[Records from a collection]
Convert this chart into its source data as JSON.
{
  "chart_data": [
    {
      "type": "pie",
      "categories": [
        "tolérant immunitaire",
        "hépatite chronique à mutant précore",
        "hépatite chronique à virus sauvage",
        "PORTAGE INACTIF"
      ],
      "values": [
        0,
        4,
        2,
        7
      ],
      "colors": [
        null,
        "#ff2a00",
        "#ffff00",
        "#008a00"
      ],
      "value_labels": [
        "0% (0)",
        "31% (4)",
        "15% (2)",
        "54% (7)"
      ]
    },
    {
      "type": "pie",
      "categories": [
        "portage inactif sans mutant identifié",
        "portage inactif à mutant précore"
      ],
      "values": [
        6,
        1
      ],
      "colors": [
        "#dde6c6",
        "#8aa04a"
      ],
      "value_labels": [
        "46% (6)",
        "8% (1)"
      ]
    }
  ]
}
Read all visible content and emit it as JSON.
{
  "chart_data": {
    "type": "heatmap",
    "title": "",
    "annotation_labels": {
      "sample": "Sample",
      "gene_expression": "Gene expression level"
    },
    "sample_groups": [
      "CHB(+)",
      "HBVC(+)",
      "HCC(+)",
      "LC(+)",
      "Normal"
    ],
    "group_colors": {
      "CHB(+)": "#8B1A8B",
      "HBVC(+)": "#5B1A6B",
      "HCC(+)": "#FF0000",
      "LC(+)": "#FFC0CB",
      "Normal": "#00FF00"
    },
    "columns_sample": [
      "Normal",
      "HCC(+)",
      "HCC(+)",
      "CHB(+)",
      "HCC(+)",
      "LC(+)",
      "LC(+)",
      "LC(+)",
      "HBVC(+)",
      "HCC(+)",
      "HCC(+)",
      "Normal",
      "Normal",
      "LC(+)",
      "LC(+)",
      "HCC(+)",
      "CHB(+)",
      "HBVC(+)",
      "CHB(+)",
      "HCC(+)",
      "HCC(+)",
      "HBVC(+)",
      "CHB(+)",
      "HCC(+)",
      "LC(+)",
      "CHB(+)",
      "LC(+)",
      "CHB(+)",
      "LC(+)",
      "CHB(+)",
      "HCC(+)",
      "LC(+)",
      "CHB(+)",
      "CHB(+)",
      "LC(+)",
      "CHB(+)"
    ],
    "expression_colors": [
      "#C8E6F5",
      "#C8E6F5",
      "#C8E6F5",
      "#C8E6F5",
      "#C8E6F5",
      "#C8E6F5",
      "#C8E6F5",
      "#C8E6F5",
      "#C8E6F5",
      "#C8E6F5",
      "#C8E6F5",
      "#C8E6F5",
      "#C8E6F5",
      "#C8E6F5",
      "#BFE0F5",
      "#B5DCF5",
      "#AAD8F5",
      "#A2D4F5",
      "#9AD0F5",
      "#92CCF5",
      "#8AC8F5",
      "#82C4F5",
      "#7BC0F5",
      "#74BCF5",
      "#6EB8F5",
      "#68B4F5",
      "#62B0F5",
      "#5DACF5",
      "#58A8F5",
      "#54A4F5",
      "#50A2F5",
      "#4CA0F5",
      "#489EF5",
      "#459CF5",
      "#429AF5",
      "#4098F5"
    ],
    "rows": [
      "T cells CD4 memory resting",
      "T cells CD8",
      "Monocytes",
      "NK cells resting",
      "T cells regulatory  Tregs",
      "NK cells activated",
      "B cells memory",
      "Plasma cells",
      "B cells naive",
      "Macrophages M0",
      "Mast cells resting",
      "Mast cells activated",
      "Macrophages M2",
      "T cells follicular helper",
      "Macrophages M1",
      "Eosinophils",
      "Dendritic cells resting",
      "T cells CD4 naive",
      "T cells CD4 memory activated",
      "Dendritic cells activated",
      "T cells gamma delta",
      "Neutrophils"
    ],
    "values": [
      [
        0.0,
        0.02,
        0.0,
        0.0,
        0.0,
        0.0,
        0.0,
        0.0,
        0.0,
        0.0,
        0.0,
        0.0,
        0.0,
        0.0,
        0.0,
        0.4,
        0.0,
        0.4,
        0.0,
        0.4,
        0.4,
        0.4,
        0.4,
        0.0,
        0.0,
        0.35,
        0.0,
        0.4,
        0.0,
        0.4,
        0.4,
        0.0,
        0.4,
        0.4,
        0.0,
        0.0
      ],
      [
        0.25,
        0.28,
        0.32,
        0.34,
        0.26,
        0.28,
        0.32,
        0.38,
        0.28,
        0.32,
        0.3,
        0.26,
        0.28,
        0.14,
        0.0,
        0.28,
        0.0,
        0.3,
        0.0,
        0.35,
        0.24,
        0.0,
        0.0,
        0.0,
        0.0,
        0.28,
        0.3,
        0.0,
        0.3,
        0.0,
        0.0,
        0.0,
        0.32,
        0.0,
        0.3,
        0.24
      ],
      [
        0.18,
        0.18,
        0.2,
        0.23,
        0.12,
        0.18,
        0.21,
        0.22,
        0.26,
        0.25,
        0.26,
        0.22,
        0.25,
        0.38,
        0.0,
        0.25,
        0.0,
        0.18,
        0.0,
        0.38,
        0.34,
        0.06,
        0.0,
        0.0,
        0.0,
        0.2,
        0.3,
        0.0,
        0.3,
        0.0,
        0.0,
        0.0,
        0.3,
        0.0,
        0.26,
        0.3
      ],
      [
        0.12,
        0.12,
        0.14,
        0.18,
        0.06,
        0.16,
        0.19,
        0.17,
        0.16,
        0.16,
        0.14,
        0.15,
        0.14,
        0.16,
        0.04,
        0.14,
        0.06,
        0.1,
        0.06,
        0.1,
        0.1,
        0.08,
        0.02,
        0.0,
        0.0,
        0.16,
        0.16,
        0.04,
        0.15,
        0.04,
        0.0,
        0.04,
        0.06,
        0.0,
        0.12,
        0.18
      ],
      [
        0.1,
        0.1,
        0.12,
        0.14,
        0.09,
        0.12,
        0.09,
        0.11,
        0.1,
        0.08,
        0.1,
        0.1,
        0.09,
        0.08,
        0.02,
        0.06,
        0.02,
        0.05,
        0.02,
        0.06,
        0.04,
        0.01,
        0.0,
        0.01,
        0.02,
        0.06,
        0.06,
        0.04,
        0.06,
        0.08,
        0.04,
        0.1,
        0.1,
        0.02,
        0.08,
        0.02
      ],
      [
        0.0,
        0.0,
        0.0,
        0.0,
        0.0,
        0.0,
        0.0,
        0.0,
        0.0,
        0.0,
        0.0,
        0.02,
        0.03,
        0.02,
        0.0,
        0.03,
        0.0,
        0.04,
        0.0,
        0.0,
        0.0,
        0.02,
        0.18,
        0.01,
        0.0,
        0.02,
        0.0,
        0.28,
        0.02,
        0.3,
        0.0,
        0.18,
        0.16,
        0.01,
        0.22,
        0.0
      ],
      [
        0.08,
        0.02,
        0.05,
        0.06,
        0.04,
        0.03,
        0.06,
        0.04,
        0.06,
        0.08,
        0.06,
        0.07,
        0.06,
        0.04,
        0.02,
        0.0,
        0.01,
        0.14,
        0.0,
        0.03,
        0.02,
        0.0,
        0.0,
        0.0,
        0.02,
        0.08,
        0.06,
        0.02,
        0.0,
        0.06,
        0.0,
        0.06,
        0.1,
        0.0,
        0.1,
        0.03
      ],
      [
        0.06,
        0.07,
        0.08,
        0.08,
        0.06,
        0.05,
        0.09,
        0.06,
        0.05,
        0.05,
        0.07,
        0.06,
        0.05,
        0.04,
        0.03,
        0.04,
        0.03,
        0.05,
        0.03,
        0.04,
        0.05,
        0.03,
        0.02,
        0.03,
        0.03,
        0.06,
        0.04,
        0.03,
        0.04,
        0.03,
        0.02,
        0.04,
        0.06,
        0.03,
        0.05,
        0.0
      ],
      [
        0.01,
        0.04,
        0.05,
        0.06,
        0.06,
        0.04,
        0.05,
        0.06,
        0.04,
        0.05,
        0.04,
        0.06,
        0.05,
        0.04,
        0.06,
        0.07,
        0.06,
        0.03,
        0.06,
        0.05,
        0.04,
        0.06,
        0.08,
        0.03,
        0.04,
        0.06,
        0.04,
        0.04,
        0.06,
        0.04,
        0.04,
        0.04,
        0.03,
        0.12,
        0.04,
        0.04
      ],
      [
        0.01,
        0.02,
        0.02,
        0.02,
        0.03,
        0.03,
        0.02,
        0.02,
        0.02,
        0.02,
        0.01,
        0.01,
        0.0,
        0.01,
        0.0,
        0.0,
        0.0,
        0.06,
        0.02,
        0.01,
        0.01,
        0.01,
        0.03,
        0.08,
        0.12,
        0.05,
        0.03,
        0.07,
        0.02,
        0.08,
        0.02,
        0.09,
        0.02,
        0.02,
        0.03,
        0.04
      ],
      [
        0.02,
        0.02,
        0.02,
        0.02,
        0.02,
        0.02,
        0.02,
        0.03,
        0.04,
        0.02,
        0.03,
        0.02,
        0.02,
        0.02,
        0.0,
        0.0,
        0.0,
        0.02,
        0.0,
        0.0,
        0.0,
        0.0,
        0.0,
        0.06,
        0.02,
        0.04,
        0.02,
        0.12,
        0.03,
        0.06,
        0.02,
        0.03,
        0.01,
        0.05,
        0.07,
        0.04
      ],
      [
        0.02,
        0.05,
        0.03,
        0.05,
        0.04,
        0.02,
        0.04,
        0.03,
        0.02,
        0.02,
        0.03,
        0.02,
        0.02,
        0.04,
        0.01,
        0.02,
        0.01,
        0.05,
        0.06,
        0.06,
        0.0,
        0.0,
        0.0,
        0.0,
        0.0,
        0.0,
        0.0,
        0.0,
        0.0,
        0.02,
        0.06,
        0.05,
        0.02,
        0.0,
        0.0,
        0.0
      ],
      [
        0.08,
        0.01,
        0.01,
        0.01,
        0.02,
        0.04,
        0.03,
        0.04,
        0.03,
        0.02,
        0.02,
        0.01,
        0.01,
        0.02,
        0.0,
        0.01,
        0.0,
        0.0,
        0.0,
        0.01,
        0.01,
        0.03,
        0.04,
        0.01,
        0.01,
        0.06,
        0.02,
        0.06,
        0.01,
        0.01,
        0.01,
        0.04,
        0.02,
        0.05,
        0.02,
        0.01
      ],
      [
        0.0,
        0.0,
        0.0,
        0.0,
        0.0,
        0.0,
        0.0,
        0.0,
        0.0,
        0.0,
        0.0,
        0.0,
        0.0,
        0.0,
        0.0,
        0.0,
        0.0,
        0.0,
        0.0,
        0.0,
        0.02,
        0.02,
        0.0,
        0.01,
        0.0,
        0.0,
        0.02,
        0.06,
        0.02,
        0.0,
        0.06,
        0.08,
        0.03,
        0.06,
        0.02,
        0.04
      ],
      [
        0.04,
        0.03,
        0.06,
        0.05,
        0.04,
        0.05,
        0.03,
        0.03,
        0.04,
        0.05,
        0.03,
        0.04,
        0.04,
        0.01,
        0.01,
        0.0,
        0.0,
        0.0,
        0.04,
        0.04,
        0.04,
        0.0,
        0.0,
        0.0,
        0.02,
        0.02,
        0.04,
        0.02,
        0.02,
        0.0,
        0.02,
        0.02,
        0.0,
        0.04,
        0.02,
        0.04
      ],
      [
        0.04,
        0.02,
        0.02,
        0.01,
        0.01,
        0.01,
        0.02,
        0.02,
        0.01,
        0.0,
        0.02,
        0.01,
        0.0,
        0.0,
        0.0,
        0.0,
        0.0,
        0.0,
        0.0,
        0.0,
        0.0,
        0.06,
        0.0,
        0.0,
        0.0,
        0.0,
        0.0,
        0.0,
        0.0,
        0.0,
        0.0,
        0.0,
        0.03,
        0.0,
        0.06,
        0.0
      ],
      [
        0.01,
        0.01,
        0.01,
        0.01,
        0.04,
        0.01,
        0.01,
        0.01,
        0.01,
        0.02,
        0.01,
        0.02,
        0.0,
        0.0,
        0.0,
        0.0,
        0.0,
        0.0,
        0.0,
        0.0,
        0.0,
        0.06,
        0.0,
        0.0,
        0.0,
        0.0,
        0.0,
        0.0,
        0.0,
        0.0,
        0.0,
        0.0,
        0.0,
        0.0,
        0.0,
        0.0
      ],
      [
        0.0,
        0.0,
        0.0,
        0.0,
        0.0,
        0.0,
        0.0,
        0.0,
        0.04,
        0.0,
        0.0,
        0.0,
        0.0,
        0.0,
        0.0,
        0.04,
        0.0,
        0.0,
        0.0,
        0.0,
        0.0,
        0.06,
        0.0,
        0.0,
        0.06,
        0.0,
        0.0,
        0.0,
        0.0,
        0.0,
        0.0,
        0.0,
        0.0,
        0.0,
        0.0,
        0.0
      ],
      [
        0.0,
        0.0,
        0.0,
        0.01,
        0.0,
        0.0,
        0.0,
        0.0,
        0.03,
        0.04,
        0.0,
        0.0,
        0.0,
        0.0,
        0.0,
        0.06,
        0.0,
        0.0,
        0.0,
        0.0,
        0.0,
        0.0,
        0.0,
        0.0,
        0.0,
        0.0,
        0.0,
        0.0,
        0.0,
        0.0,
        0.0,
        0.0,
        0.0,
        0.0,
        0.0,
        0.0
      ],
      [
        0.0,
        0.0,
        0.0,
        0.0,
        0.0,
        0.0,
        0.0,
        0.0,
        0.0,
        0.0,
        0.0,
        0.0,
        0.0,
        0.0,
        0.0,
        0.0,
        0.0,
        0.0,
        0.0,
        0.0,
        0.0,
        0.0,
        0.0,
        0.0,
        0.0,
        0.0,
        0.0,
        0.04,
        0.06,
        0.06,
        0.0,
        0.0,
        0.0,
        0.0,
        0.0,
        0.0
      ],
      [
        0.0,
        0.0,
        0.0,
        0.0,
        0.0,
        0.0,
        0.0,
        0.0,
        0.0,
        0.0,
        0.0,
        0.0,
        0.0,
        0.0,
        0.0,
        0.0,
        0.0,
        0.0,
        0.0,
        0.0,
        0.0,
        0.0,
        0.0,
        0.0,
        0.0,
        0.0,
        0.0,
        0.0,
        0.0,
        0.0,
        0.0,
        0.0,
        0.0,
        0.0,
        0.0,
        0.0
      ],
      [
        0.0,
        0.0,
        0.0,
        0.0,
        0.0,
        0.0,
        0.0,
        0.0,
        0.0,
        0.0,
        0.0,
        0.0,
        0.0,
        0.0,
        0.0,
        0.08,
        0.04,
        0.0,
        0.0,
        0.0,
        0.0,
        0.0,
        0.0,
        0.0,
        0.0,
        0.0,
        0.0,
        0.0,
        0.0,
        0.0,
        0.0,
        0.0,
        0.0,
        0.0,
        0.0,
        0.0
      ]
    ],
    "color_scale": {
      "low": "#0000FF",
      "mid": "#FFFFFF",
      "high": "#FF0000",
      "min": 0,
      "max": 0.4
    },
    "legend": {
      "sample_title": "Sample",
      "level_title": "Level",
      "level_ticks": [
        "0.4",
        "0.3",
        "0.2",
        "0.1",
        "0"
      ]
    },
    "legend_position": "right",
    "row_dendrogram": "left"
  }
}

How to complete this task: Each line of the entries above that includes "JSON" counts once; state how many such lines there are, with the number as the only answer.

Exercise response: 2